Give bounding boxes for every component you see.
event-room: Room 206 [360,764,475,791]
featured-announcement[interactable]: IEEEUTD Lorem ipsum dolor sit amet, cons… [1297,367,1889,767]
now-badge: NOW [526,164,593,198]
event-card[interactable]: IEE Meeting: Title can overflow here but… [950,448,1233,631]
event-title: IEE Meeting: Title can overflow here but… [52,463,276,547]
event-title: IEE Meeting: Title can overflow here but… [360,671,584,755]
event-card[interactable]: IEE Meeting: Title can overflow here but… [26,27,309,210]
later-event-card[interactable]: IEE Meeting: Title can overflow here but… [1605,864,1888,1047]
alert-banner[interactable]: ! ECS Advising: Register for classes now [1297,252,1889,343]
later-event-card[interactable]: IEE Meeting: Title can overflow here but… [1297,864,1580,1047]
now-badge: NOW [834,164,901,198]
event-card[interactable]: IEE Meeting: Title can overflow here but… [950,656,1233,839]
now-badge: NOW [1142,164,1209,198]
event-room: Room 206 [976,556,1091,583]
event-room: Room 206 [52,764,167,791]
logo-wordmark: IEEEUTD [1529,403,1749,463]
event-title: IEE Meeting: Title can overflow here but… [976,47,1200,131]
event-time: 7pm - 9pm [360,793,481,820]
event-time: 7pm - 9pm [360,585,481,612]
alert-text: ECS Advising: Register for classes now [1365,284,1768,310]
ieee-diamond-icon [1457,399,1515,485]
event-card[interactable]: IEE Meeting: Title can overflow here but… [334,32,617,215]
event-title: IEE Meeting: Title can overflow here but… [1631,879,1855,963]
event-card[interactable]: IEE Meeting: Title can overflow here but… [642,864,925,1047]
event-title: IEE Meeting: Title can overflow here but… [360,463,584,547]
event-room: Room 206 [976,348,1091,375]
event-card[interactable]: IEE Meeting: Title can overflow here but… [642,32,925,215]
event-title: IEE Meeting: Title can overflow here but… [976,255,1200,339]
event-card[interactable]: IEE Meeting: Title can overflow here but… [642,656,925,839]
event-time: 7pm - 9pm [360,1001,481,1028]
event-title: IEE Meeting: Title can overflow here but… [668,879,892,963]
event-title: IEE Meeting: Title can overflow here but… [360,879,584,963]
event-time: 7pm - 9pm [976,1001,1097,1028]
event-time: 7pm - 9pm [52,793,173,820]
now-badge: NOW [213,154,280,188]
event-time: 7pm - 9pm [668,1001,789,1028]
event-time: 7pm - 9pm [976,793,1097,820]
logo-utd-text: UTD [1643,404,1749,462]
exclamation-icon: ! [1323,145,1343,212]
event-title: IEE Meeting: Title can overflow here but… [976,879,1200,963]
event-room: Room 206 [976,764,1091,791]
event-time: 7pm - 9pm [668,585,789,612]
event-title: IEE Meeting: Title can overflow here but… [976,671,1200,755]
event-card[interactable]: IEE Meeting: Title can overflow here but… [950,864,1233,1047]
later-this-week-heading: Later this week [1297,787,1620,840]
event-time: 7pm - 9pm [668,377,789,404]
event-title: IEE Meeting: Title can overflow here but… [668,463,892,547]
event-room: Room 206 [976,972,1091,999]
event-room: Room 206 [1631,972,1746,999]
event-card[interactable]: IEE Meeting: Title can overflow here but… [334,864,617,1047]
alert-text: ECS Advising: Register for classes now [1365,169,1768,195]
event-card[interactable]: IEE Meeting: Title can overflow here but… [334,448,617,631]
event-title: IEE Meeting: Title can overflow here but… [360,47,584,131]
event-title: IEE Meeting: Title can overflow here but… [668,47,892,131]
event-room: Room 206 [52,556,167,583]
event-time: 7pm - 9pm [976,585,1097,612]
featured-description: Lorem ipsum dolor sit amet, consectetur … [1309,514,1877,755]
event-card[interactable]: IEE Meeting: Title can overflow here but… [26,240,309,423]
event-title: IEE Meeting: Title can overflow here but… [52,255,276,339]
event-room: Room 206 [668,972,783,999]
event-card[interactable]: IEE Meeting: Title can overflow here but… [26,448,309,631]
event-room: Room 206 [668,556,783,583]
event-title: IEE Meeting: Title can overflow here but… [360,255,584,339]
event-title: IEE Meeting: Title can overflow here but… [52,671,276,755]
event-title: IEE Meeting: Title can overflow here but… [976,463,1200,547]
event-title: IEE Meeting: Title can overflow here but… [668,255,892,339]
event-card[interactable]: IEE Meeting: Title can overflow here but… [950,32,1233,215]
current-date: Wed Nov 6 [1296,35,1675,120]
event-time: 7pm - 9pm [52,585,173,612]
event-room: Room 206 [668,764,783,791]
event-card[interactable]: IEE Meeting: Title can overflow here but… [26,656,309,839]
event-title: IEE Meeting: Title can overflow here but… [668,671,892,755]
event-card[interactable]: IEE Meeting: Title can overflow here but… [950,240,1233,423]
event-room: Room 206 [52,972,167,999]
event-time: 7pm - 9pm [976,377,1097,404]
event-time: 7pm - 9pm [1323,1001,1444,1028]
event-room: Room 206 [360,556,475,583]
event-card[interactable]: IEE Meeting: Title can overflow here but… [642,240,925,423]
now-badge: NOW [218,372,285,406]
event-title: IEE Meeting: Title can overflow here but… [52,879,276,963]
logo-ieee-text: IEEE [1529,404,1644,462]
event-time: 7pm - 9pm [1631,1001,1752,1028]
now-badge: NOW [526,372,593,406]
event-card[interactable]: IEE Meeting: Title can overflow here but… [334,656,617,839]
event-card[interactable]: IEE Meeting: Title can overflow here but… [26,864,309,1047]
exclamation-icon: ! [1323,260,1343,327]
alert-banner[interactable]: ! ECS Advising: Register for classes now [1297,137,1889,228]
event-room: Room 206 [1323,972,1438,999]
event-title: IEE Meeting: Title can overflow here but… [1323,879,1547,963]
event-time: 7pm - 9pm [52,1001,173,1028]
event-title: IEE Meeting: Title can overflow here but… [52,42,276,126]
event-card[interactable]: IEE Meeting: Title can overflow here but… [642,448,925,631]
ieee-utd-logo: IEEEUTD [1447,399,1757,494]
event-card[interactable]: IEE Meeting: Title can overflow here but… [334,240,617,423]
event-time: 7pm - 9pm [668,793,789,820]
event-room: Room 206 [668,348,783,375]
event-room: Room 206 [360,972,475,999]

## [What you are asked to do]
Rewrite the entries above, renaming "Room 206" to "Room 310" everywhere it occurs and leaving the rest untouched.

## [In response]
Give bounding boxes for every component you see.
event-room: Room 310 [360,764,475,791]
featured-announcement[interactable]: IEEEUTD Lorem ipsum dolor sit amet, cons… [1297,367,1889,767]
now-badge: NOW [526,164,593,198]
event-card[interactable]: IEE Meeting: Title can overflow here but… [950,448,1233,631]
event-title: IEE Meeting: Title can overflow here but… [52,463,276,547]
event-title: IEE Meeting: Title can overflow here but… [360,671,584,755]
event-card[interactable]: IEE Meeting: Title can overflow here but… [26,27,309,210]
later-event-card[interactable]: IEE Meeting: Title can overflow here but… [1605,864,1888,1047]
alert-banner[interactable]: ! ECS Advising: Register for classes now [1297,252,1889,343]
later-event-card[interactable]: IEE Meeting: Title can overflow here but… [1297,864,1580,1047]
now-badge: NOW [834,164,901,198]
event-card[interactable]: IEE Meeting: Title can overflow here but… [950,656,1233,839]
now-badge: NOW [1142,164,1209,198]
event-room: Room 310 [976,556,1091,583]
event-room: Room 310 [52,764,167,791]
logo-wordmark: IEEEUTD [1529,403,1749,463]
event-title: IEE Meeting: Title can overflow here but… [976,47,1200,131]
event-time: 7pm - 9pm [360,793,481,820]
event-time: 7pm - 9pm [360,585,481,612]
alert-text: ECS Advising: Register for classes now [1365,284,1768,310]
ieee-diamond-icon [1457,399,1515,485]
event-card[interactable]: IEE Meeting: Title can overflow here but… [334,32,617,215]
event-title: IEE Meeting: Title can overflow here but… [1631,879,1855,963]
event-card[interactable]: IEE Meeting: Title can overflow here but… [642,864,925,1047]
event-title: IEE Meeting: Title can overflow here but… [360,463,584,547]
event-room: Room 310 [976,348,1091,375]
event-card[interactable]: IEE Meeting: Title can overflow here but… [642,32,925,215]
event-title: IEE Meeting: Title can overflow here but… [976,255,1200,339]
event-card[interactable]: IEE Meeting: Title can overflow here but… [642,656,925,839]
event-time: 7pm - 9pm [360,1001,481,1028]
event-title: IEE Meeting: Title can overflow here but… [668,879,892,963]
event-title: IEE Meeting: Title can overflow here but… [360,879,584,963]
event-time: 7pm - 9pm [976,1001,1097,1028]
event-time: 7pm - 9pm [52,793,173,820]
now-badge: NOW [213,154,280,188]
event-time: 7pm - 9pm [668,1001,789,1028]
event-time: 7pm - 9pm [976,793,1097,820]
logo-utd-text: UTD [1643,404,1749,462]
exclamation-icon: ! [1323,145,1343,212]
event-title: IEE Meeting: Title can overflow here but… [976,879,1200,963]
event-room: Room 310 [976,764,1091,791]
event-time: 7pm - 9pm [668,585,789,612]
event-title: IEE Meeting: Title can overflow here but… [976,671,1200,755]
event-card[interactable]: IEE Meeting: Title can overflow here but… [950,864,1233,1047]
later-this-week-heading: Later this week [1297,787,1620,840]
event-time: 7pm - 9pm [668,377,789,404]
event-title: IEE Meeting: Title can overflow here but… [668,463,892,547]
event-room: Room 310 [976,972,1091,999]
event-room: Room 310 [1631,972,1746,999]
event-card[interactable]: IEE Meeting: Title can overflow here but… [334,864,617,1047]
alert-text: ECS Advising: Register for classes now [1365,169,1768,195]
event-card[interactable]: IEE Meeting: Title can overflow here but… [334,448,617,631]
event-title: IEE Meeting: Title can overflow here but… [360,47,584,131]
event-title: IEE Meeting: Title can overflow here but… [668,47,892,131]
event-room: Room 310 [52,556,167,583]
event-time: 7pm - 9pm [976,585,1097,612]
featured-description: Lorem ipsum dolor sit amet, consectetur … [1309,514,1877,755]
event-card[interactable]: IEE Meeting: Title can overflow here but… [26,240,309,423]
event-title: IEE Meeting: Title can overflow here but… [52,255,276,339]
event-room: Room 310 [668,972,783,999]
event-card[interactable]: IEE Meeting: Title can overflow here but… [26,448,309,631]
event-room: Room 310 [668,556,783,583]
event-title: IEE Meeting: Title can overflow here but… [360,255,584,339]
event-title: IEE Meeting: Title can overflow here but… [52,671,276,755]
event-title: IEE Meeting: Title can overflow here but… [976,463,1200,547]
event-title: IEE Meeting: Title can overflow here but… [668,255,892,339]
event-card[interactable]: IEE Meeting: Title can overflow here but… [950,32,1233,215]
current-date: Wed Nov 6 [1296,35,1675,120]
event-time: 7pm - 9pm [52,585,173,612]
event-room: Room 310 [668,764,783,791]
event-card[interactable]: IEE Meeting: Title can overflow here but… [26,656,309,839]
event-title: IEE Meeting: Title can overflow here but… [668,671,892,755]
event-card[interactable]: IEE Meeting: Title can overflow here but… [950,240,1233,423]
event-room: Room 310 [52,972,167,999]
event-time: 7pm - 9pm [976,377,1097,404]
event-time: 7pm - 9pm [1323,1001,1444,1028]
event-room: Room 310 [360,556,475,583]
event-card[interactable]: IEE Meeting: Title can overflow here but… [642,240,925,423]
now-badge: NOW [218,372,285,406]
event-title: IEE Meeting: Title can overflow here but… [52,879,276,963]
logo-ieee-text: IEEE [1529,404,1644,462]
event-time: 7pm - 9pm [1631,1001,1752,1028]
now-badge: NOW [526,372,593,406]
event-card[interactable]: IEE Meeting: Title can overflow here but… [334,656,617,839]
event-card[interactable]: IEE Meeting: Title can overflow here but… [26,864,309,1047]
exclamation-icon: ! [1323,260,1343,327]
alert-banner[interactable]: ! ECS Advising: Register for classes now [1297,137,1889,228]
event-room: Room 310 [1323,972,1438,999]
event-title: IEE Meeting: Title can overflow here but… [1323,879,1547,963]
event-time: 7pm - 9pm [52,1001,173,1028]
event-title: IEE Meeting: Title can overflow here but… [52,42,276,126]
event-card[interactable]: IEE Meeting: Title can overflow here but… [642,448,925,631]
ieee-utd-logo: IEEEUTD [1447,399,1757,494]
event-card[interactable]: IEE Meeting: Title can overflow here but… [334,240,617,423]
event-time: 7pm - 9pm [668,793,789,820]
event-room: Room 310 [668,348,783,375]
event-room: Room 310 [360,972,475,999]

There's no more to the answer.